● WHAT IS ASKED:
Only a number is wanted: how many lines of the entries include the string "stored"?

● DATA SHOWN:
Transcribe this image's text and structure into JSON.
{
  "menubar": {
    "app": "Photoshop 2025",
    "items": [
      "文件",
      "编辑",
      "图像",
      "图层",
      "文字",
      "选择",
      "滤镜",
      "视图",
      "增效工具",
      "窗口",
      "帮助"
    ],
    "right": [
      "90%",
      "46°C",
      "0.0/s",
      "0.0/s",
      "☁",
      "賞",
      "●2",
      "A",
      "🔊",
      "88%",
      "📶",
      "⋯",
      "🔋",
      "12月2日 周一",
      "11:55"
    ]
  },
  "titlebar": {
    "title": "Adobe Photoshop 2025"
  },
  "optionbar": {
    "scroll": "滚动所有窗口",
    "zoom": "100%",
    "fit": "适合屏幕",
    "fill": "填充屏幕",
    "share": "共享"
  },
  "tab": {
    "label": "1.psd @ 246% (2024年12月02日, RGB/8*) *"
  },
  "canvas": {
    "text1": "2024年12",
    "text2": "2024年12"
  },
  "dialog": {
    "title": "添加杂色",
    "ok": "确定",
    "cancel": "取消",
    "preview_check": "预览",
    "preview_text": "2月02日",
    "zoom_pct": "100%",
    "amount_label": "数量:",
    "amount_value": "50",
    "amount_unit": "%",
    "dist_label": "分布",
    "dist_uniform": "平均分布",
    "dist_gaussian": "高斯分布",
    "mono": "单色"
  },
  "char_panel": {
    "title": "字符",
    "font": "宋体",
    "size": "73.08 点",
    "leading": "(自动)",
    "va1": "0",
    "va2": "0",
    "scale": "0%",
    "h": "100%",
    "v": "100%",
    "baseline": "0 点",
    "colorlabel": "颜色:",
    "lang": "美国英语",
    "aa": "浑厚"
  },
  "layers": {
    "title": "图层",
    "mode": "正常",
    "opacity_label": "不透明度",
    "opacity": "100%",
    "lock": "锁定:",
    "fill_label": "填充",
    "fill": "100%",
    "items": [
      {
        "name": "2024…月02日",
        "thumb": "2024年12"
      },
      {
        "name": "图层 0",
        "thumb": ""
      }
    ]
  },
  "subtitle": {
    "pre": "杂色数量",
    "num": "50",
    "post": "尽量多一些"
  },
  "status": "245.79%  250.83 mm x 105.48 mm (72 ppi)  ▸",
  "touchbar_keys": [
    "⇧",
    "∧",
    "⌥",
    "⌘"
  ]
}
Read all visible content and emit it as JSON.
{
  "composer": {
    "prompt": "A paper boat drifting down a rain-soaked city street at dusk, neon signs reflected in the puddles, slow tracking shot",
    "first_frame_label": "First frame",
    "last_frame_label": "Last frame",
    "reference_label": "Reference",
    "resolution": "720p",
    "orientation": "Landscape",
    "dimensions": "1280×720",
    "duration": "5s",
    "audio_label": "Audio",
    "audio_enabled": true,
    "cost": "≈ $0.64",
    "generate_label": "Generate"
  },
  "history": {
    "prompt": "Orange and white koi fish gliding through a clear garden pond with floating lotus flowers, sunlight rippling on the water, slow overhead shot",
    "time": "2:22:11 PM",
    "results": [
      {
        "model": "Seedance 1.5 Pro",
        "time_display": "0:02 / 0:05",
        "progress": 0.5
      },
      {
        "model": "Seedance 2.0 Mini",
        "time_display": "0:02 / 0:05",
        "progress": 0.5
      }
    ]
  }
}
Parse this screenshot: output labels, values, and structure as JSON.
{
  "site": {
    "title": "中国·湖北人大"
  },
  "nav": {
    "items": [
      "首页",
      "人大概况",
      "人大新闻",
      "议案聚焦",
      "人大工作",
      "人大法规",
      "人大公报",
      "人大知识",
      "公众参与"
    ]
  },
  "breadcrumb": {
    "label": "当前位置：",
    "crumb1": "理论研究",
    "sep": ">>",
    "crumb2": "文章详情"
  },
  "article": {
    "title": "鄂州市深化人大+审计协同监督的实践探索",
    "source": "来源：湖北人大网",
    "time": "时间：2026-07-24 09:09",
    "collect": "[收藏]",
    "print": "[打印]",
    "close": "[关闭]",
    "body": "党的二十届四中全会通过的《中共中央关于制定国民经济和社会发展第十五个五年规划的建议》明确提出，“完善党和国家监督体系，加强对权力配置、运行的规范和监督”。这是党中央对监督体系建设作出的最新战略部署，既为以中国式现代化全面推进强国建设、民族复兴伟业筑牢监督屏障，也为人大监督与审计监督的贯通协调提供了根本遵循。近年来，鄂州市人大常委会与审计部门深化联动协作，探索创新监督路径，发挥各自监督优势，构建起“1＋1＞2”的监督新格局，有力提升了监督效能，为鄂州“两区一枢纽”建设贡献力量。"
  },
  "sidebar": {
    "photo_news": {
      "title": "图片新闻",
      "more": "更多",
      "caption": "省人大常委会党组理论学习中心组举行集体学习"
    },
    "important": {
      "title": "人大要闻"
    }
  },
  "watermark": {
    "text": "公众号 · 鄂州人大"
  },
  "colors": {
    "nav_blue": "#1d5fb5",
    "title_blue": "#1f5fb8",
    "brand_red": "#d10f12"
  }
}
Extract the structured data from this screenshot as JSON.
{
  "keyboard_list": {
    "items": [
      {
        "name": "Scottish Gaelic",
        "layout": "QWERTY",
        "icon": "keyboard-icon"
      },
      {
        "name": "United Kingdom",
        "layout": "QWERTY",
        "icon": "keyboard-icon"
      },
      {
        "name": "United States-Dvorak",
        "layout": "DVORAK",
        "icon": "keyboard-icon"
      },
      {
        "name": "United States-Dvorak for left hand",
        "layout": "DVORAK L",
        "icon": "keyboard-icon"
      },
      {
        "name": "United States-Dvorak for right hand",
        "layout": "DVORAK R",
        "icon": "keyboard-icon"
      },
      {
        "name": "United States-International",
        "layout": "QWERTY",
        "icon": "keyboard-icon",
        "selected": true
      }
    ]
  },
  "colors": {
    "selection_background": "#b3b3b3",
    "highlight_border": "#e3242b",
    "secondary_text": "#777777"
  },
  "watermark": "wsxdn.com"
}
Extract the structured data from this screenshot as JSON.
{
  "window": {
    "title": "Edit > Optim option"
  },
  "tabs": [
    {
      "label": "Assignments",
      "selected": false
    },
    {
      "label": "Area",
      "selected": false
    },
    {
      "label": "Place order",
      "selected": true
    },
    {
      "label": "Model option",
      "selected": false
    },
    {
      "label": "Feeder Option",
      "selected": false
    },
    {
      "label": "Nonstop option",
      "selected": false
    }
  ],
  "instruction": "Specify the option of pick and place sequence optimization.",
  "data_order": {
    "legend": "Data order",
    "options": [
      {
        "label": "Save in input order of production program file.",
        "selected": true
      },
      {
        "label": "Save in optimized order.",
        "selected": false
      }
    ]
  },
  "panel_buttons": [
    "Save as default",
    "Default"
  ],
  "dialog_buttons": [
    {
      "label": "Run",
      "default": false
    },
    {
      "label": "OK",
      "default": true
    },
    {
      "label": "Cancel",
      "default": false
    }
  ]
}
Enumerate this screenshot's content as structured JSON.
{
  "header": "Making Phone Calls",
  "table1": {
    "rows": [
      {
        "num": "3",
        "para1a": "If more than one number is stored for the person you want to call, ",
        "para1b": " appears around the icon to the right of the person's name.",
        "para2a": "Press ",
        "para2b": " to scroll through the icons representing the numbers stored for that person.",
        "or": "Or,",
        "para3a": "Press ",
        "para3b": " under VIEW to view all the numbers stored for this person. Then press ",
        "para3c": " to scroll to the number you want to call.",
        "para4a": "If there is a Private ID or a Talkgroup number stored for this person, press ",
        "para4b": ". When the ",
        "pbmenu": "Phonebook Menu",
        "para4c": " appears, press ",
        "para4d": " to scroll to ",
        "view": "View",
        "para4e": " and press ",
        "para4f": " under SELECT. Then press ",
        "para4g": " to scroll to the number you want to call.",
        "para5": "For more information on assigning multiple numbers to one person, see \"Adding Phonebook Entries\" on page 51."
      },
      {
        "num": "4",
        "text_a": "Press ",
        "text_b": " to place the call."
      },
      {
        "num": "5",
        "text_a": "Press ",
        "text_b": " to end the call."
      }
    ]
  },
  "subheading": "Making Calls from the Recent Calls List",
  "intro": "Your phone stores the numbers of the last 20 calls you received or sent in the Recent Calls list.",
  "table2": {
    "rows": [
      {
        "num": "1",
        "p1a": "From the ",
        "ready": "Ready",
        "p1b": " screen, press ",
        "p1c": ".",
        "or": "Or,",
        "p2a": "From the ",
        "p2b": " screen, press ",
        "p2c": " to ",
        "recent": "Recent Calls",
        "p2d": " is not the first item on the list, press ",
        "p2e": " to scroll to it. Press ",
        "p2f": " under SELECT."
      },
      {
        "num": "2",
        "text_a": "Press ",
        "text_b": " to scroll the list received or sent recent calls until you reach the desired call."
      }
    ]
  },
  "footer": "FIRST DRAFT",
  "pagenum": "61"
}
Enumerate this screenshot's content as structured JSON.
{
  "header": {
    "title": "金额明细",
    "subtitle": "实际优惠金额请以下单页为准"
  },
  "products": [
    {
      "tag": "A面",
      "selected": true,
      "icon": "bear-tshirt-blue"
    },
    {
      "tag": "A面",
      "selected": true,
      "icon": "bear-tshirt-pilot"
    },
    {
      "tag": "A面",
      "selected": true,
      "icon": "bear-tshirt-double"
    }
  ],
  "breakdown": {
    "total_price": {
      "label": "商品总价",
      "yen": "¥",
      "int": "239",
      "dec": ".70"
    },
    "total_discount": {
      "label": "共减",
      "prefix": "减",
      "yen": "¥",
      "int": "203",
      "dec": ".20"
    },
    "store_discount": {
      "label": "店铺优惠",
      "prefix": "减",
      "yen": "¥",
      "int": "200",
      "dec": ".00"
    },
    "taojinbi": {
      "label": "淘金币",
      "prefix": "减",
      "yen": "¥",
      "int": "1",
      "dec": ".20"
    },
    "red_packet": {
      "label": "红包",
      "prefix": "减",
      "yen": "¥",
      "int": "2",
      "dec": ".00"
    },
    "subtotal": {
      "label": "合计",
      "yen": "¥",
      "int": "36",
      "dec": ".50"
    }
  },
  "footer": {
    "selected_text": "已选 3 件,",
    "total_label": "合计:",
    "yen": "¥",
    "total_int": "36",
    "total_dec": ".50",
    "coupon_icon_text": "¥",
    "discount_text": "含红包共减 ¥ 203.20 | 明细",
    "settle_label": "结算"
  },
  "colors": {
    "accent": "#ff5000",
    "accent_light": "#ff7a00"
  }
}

● CORRECT RESPONSE:
4